Work to be completed: Print the listing below in its entirety, character for character.

Chart and figure data:

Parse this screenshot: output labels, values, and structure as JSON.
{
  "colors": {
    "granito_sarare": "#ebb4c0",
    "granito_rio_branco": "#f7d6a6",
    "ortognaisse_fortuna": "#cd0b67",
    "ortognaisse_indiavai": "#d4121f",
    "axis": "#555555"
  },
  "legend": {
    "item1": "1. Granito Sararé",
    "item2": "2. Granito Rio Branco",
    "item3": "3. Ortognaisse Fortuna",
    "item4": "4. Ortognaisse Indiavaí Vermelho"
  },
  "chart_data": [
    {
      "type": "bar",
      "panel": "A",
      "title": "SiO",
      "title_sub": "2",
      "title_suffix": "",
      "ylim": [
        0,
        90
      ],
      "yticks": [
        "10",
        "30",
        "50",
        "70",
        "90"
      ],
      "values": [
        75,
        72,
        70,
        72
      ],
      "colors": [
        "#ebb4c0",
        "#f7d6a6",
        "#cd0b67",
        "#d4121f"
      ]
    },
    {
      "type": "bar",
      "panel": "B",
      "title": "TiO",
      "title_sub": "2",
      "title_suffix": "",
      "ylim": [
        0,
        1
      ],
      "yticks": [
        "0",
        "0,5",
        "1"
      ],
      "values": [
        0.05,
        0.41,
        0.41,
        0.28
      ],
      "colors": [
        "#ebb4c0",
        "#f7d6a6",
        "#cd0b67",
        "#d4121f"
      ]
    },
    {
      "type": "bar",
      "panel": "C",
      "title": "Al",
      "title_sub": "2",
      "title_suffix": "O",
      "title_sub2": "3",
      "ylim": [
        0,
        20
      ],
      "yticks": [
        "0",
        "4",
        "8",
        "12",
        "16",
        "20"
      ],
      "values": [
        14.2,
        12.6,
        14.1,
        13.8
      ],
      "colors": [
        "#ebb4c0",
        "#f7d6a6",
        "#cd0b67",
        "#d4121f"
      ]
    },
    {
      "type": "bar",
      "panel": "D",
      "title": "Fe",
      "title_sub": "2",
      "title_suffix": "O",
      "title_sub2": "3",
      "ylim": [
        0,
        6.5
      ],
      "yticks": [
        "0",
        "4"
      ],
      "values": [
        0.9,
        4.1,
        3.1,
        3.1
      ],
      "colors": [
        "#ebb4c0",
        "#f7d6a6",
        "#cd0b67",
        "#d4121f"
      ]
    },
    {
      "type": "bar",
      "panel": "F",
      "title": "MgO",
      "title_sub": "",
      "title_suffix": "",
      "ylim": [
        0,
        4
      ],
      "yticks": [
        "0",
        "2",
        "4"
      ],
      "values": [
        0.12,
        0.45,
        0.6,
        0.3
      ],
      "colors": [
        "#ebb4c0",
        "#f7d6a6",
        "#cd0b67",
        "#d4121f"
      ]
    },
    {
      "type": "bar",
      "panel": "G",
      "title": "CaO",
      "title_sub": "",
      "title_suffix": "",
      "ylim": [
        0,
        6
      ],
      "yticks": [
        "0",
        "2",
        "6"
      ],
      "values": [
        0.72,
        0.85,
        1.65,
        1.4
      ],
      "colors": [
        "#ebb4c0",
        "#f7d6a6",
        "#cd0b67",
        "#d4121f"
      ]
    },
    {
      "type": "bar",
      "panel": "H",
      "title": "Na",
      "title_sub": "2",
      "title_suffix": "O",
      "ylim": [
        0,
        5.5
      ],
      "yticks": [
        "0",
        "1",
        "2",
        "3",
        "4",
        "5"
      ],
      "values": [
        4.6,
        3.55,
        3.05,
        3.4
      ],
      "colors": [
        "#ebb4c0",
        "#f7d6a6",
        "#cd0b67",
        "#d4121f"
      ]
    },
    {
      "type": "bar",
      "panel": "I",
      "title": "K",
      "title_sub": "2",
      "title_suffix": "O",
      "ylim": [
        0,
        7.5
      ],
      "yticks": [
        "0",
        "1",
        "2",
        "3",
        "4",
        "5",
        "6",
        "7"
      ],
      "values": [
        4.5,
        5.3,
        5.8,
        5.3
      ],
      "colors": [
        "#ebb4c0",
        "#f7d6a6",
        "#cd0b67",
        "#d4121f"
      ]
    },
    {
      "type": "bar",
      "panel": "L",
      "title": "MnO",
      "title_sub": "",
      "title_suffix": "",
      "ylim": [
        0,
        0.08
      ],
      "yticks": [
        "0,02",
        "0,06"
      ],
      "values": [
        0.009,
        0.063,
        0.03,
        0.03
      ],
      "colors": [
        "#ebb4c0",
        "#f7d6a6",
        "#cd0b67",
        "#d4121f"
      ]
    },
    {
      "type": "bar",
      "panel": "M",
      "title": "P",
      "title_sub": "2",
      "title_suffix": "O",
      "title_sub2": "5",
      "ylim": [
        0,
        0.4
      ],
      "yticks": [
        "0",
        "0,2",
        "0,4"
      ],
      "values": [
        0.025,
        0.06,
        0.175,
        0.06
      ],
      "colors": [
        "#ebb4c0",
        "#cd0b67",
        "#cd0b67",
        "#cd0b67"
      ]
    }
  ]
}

Output of the task:
Parse this screenshot: output labels, values, and structure as JSON.
{
  "colors": {
    "granito_sarare": "#ebb4c0",
    "granito_rio_branco": "#f7d6a6",
    "ortognaisse_fortuna": "#cd0b67",
    "ortognaisse_indiavai": "#d4121f",
    "axis": "#555555"
  },
  "legend": {
    "item1": "1. Granito Sararé",
    "item2": "2. Granito Rio Branco",
    "item3": "3. Ortognaisse Fortuna",
    "item4": "4. Ortognaisse Indiavaí Vermelho"
  },
  "chart_data": [
    {
      "type": "bar",
      "panel": "A",
      "title": "SiO",
      "title_sub": "2",
      "title_suffix": "",
      "ylim": [
        0,
        90
      ],
      "yticks": [
        "10",
        "30",
        "50",
        "70",
        "90"
      ],
      "values": [
        75,
        72,
        70,
        72
      ],
      "colors": [
        "#ebb4c0",
        "#f7d6a6",
        "#cd0b67",
        "#d4121f"
      ]
    },
    {
      "type": "bar",
      "panel": "B",
      "title": "TiO",
      "title_sub": "2",
      "title_suffix": "",
      "ylim": [
        0,
        1
      ],
      "yticks": [
        "0",
        "0,5",
        "1"
      ],
      "values": [
        0.05,
        0.41,
        0.41,
        0.28
      ],
      "colors": [
        "#ebb4c0",
        "#f7d6a6",
        "#cd0b67",
        "#d4121f"
      ]
    },
    {
      "type": "bar",
      "panel": "C",
      "title": "Al",
      "title_sub": "2",
      "title_suffix": "O",
      "title_sub2": "3",
      "ylim": [
        0,
        20
      ],
      "yticks": [
        "0",
        "4",
        "8",
        "12",
        "16",
        "20"
      ],
      "values": [
        14.2,
        12.6,
        14.1,
        13.8
      ],
      "colors": [
        "#ebb4c0",
        "#f7d6a6",
        "#cd0b67",
        "#d4121f"
      ]
    },
    {
      "type": "bar",
      "panel": "D",
      "title": "Fe",
      "title_sub": "2",
      "title_suffix": "O",
      "title_sub2": "3",
      "ylim": [
        0,
        6.5
      ],
      "yticks": [
        "0",
        "4"
      ],
      "values": [
        0.9,
        4.1,
        3.1,
        3.1
      ],
      "colors": [
        "#ebb4c0",
        "#f7d6a6",
        "#cd0b67",
        "#d4121f"
      ]
    },
    {
      "type": "bar",
      "panel": "F",
      "title": "MgO",
      "title_sub": "",
      "title_suffix": "",
      "ylim": [
        0,
        4
      ],
      "yticks": [
        "0",
        "2",
        "4"
      ],
      "values": [
        0.12,
        0.45,
        0.6,
        0.3
      ],
      "colors": [
        "#ebb4c0",
        "#f7d6a6",
        "#cd0b67",
        "#d4121f"
      ]
    },
    {
      "type": "bar",
      "panel": "G",
      "title": "CaO",
      "title_sub": "",
      "title_suffix": "",
      "ylim": [
        0,
        6
      ],
      "yticks": [
        "0",
        "2",
        "6"
      ],
      "values": [
        0.72,
        0.85,
        1.65,
        1.4
      ],
      "colors": [
        "#ebb4c0",
        "#f7d6a6",
        "#cd0b67",
        "#d4121f"
      ]
    },
    {
      "type": "bar",
      "panel": "H",
      "title": "Na",
      "title_sub": "2",
      "title_suffix": "O",
      "ylim": [
        0,
        5.5
      ],
      "yticks": [
        "0",
        "1",
        "2",
        "3",
        "4",
        "5"
      ],
      "values": [
        4.6,
        3.55,
        3.05,
        3.4
      ],
      "colors": [
        "#ebb4c0",
        "#f7d6a6",
        "#cd0b67",
        "#d4121f"
      ]
    },
    {
      "type": "bar",
      "panel": "I",
      "title": "K",
      "title_sub": "2",
      "title_suffix": "O",
      "ylim": [
        0,
        7.5
      ],
      "yticks": [
        "0",
        "1",
        "2",
        "3",
        "4",
        "5",
        "6",
        "7"
      ],
      "values": [
        4.5,
        5.3,
        5.8,
        5.3
      ],
      "colors": [
        "#ebb4c0",
        "#f7d6a6",
        "#cd0b67",
        "#d4121f"
      ]
    },
    {
      "type": "bar",
      "panel": "L",
      "title": "MnO",
      "title_sub": "",
      "title_suffix": "",
      "ylim": [
        0,
        0.08
      ],
      "yticks": [
        "0,02",
        "0,06"
      ],
      "values": [
        0.009,
        0.063,
        0.03,
        0.03
      ],
      "colors": [
        "#ebb4c0",
        "#f7d6a6",
        "#cd0b67",
        "#d4121f"
      ]
    },
    {
      "type": "bar",
      "panel": "M",
      "title": "P",
      "title_sub": "2",
      "title_suffix": "O",
      "title_sub2": "5",
      "ylim": [
        0,
        0.4
      ],
      "yticks": [
        "0",
        "0,2",
        "0,4"
      ],
      "values": [
        0.025,
        0.06,
        0.175,
        0.06
      ],
      "colors": [
        "#ebb4c0",
        "#cd0b67",
        "#cd0b67",
        "#cd0b67"
      ]
    }
  ]
}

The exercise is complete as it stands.